**Stated problem:** Copy out every record below with complete accuracy.

---

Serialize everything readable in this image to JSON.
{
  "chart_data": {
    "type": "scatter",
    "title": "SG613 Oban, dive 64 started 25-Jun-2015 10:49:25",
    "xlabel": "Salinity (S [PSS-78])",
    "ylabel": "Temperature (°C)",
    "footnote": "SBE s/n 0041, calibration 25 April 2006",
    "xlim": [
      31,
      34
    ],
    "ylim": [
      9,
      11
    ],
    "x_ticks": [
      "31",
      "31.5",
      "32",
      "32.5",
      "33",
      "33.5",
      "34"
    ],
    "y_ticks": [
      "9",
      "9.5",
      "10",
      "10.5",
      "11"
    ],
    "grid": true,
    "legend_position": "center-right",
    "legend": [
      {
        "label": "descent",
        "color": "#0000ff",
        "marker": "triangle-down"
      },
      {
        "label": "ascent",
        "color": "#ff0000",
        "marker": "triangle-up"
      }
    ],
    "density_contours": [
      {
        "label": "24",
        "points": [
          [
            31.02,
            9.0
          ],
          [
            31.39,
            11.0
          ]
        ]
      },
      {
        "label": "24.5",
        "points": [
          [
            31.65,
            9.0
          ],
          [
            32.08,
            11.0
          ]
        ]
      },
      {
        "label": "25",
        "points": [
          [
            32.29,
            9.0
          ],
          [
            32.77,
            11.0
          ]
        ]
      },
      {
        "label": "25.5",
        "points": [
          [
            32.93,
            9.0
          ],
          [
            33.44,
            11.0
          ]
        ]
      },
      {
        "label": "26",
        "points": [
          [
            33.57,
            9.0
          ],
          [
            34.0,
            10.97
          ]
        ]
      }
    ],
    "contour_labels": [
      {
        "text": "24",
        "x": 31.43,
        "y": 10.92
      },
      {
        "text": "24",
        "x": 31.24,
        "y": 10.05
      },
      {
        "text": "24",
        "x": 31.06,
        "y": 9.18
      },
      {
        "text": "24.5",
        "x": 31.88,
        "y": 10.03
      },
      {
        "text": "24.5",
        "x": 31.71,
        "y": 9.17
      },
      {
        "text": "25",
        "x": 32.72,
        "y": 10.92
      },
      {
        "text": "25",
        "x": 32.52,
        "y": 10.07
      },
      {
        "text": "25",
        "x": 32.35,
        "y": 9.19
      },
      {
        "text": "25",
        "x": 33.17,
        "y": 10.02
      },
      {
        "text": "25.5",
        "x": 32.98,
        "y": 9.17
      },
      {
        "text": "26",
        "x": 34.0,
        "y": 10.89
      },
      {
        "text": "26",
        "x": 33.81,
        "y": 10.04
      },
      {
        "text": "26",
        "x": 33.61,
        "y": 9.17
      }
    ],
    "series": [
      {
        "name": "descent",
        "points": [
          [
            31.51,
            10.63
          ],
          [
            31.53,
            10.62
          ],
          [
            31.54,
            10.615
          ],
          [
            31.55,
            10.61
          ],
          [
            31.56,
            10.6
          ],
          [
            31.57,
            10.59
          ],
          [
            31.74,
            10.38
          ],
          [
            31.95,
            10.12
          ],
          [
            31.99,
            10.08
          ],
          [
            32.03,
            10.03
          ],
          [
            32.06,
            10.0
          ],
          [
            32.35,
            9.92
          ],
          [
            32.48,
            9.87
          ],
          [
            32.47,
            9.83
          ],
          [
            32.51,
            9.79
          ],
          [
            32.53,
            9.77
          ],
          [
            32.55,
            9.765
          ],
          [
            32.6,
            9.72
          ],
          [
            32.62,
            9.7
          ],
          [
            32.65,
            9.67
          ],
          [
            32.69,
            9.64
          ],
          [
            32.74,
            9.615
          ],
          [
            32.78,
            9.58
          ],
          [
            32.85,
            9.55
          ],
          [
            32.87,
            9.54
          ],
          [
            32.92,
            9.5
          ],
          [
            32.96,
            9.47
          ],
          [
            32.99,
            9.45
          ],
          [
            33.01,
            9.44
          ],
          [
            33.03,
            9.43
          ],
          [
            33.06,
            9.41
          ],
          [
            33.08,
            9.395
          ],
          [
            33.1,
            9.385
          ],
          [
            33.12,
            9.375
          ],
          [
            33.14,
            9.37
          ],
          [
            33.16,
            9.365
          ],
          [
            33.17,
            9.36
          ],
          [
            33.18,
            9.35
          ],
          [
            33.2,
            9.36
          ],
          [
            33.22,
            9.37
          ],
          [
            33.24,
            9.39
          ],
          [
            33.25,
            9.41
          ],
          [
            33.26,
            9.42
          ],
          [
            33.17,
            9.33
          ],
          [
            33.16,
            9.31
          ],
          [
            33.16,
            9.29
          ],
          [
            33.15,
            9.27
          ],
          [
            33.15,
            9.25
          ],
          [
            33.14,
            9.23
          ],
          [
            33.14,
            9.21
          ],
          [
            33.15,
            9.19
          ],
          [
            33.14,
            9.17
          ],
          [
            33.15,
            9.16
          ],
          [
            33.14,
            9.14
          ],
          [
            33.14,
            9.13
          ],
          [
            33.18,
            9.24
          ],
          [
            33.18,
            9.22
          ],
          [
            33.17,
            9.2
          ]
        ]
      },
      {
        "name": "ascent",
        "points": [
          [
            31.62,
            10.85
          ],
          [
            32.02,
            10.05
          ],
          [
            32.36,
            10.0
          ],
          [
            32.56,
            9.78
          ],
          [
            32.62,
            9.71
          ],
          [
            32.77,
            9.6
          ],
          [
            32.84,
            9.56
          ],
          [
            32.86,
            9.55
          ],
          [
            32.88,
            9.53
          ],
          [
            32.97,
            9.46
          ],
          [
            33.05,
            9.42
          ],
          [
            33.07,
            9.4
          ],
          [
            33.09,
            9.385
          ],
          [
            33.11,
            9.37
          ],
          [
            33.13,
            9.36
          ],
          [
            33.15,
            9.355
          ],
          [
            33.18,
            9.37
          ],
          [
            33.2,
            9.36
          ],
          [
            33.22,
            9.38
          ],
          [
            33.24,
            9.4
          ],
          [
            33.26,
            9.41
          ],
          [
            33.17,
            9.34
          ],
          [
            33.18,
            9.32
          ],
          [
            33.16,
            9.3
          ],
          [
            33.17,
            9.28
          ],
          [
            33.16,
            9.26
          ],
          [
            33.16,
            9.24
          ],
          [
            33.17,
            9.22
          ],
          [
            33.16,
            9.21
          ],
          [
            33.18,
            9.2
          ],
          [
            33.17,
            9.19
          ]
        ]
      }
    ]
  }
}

---

**Final result:**
Serialize everything readable in this image to JSON.
{
  "chart_data": {
    "type": "scatter",
    "title": "SG613 Oban, dive 64 started 25-Jun-2015 10:49:25",
    "xlabel": "Salinity (S [PSS-78])",
    "ylabel": "Temperature (°C)",
    "footnote": "SBE s/n 0041, calibration 25 April 2006",
    "xlim": [
      31,
      34
    ],
    "ylim": [
      9,
      11
    ],
    "x_ticks": [
      "31",
      "31.5",
      "32",
      "32.5",
      "33",
      "33.5",
      "34"
    ],
    "y_ticks": [
      "9",
      "9.5",
      "10",
      "10.5",
      "11"
    ],
    "grid": true,
    "legend_position": "center-right",
    "legend": [
      {
        "label": "descent",
        "color": "#0000ff",
        "marker": "triangle-down"
      },
      {
        "label": "ascent",
        "color": "#ff0000",
        "marker": "triangle-up"
      }
    ],
    "density_contours": [
      {
        "label": "24",
        "points": [
          [
            31.02,
            9.0
          ],
          [
            31.39,
            11.0
          ]
        ]
      },
      {
        "label": "24.5",
        "points": [
          [
            31.65,
            9.0
          ],
          [
            32.08,
            11.0
          ]
        ]
      },
      {
        "label": "25",
        "points": [
          [
            32.29,
            9.0
          ],
          [
            32.77,
            11.0
          ]
        ]
      },
      {
        "label": "25.5",
        "points": [
          [
            32.93,
            9.0
          ],
          [
            33.44,
            11.0
          ]
        ]
      },
      {
        "label": "26",
        "points": [
          [
            33.57,
            9.0
          ],
          [
            34.0,
            10.97
          ]
        ]
      }
    ],
    "contour_labels": [
      {
        "text": "24",
        "x": 31.43,
        "y": 10.92
      },
      {
        "text": "24",
        "x": 31.24,
        "y": 10.05
      },
      {
        "text": "24",
        "x": 31.06,
        "y": 9.18
      },
      {
        "text": "24.5",
        "x": 31.88,
        "y": 10.03
      },
      {
        "text": "24.5",
        "x": 31.71,
        "y": 9.17
      },
      {
        "text": "25",
        "x": 32.72,
        "y": 10.92
      },
      {
        "text": "25",
        "x": 32.52,
        "y": 10.07
      },
      {
        "text": "25",
        "x": 32.35,
        "y": 9.19
      },
      {
        "text": "25",
        "x": 33.17,
        "y": 10.02
      },
      {
        "text": "25.5",
        "x": 32.98,
        "y": 9.17
      },
      {
        "text": "26",
        "x": 34.0,
        "y": 10.89
      },
      {
        "text": "26",
        "x": 33.81,
        "y": 10.04
      },
      {
        "text": "26",
        "x": 33.61,
        "y": 9.17
      }
    ],
    "series": [
      {
        "name": "descent",
        "points": [
          [
            31.51,
            10.63
          ],
          [
            31.53,
            10.62
          ],
          [
            31.54,
            10.615
          ],
          [
            31.55,
            10.61
          ],
          [
            31.56,
            10.6
          ],
          [
            31.57,
            10.59
          ],
          [
            31.74,
            10.38
          ],
          [
            31.95,
            10.12
          ],
          [
            31.99,
            10.08
          ],
          [
            32.03,
            10.03
          ],
          [
            32.06,
            10.0
          ],
          [
            32.35,
            9.92
          ],
          [
            32.48,
            9.87
          ],
          [
            32.47,
            9.83
          ],
          [
            32.51,
            9.79
          ],
          [
            32.53,
            9.77
          ],
          [
            32.55,
            9.765
          ],
          [
            32.6,
            9.72
          ],
          [
            32.62,
            9.7
          ],
          [
            32.65,
            9.67
          ],
          [
            32.69,
            9.64
          ],
          [
            32.74,
            9.615
          ],
          [
            32.78,
            9.58
          ],
          [
            32.85,
            9.55
          ],
          [
            32.87,
            9.54
          ],
          [
            32.92,
            9.5
          ],
          [
            32.96,
            9.47
          ],
          [
            32.99,
            9.45
          ],
          [
            33.01,
            9.44
          ],
          [
            33.03,
            9.43
          ],
          [
            33.06,
            9.41
          ],
          [
            33.08,
            9.395
          ],
          [
            33.1,
            9.385
          ],
          [
            33.12,
            9.375
          ],
          [
            33.14,
            9.37
          ],
          [
            33.16,
            9.365
          ],
          [
            33.17,
            9.36
          ],
          [
            33.18,
            9.35
          ],
          [
            33.2,
            9.36
          ],
          [
            33.22,
            9.37
          ],
          [
            33.24,
            9.39
          ],
          [
            33.25,
            9.41
          ],
          [
            33.26,
            9.42
          ],
          [
            33.17,
            9.33
          ],
          [
            33.16,
            9.31
          ],
          [
            33.16,
            9.29
          ],
          [
            33.15,
            9.27
          ],
          [
            33.15,
            9.25
          ],
          [
            33.14,
            9.23
          ],
          [
            33.14,
            9.21
          ],
          [
            33.15,
            9.19
          ],
          [
            33.14,
            9.17
          ],
          [
            33.15,
            9.16
          ],
          [
            33.14,
            9.14
          ],
          [
            33.14,
            9.13
          ],
          [
            33.18,
            9.24
          ],
          [
            33.18,
            9.22
          ],
          [
            33.17,
            9.2
          ]
        ]
      },
      {
        "name": "ascent",
        "points": [
          [
            31.62,
            10.85
          ],
          [
            32.02,
            10.05
          ],
          [
            32.36,
            10.0
          ],
          [
            32.56,
            9.78
          ],
          [
            32.62,
            9.71
          ],
          [
            32.77,
            9.6
          ],
          [
            32.84,
            9.56
          ],
          [
            32.86,
            9.55
          ],
          [
            32.88,
            9.53
          ],
          [
            32.97,
            9.46
          ],
          [
            33.05,
            9.42
          ],
          [
            33.07,
            9.4
          ],
          [
            33.09,
            9.385
          ],
          [
            33.11,
            9.37
          ],
          [
            33.13,
            9.36
          ],
          [
            33.15,
            9.355
          ],
          [
            33.18,
            9.37
          ],
          [
            33.2,
            9.36
          ],
          [
            33.22,
            9.38
          ],
          [
            33.24,
            9.4
          ],
          [
            33.26,
            9.41
          ],
          [
            33.17,
            9.34
          ],
          [
            33.18,
            9.32
          ],
          [
            33.16,
            9.3
          ],
          [
            33.17,
            9.28
          ],
          [
            33.16,
            9.26
          ],
          [
            33.16,
            9.24
          ],
          [
            33.17,
            9.22
          ],
          [
            33.16,
            9.21
          ],
          [
            33.18,
            9.2
          ],
          [
            33.17,
            9.19
          ]
        ]
      }
    ]
  }
}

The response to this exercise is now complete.